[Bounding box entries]
○ ○ ○ ○ ○
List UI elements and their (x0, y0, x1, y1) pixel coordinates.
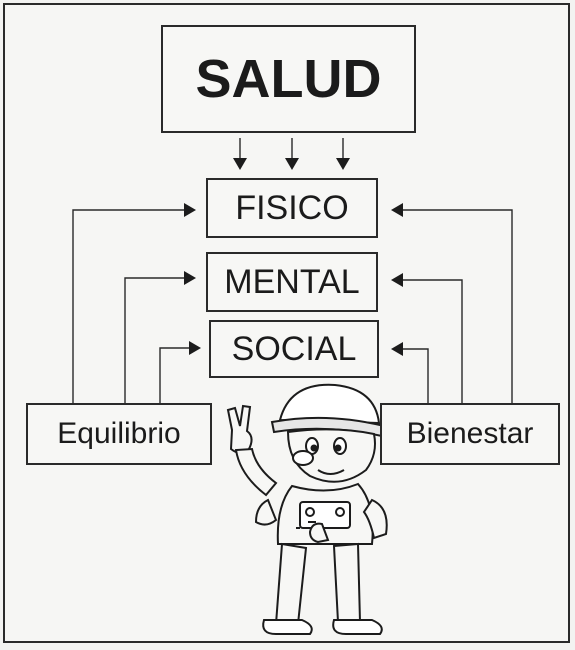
mental-box: MENTAL (206, 252, 378, 312)
bienestar-connectors (391, 203, 513, 403)
salud-box: SALUD (161, 25, 416, 133)
worker-illustration-icon (226, 383, 388, 635)
social-box: SOCIAL (209, 320, 379, 378)
fisico-box: FISICO (206, 178, 378, 238)
equilibrio-connectors (72, 203, 201, 403)
salud-to-fisico-arrows (233, 138, 350, 170)
equilibrio-box: Equilibrio (26, 403, 212, 465)
bienestar-box: Bienestar (380, 403, 560, 465)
○ ○ ○ ○ ○
## What to work on
Copy every line above word for word, leaving out the pictures.

## Answer to the task
List UI elements and their (x0, y0, x1, y1) pixel coordinates.
mental-box: MENTAL (206, 252, 378, 312)
bienestar-connectors (391, 203, 513, 403)
salud-box: SALUD (161, 25, 416, 133)
worker-illustration-icon (226, 383, 388, 635)
social-box: SOCIAL (209, 320, 379, 378)
fisico-box: FISICO (206, 178, 378, 238)
equilibrio-connectors (72, 203, 201, 403)
salud-to-fisico-arrows (233, 138, 350, 170)
equilibrio-box: Equilibrio (26, 403, 212, 465)
bienestar-box: Bienestar (380, 403, 560, 465)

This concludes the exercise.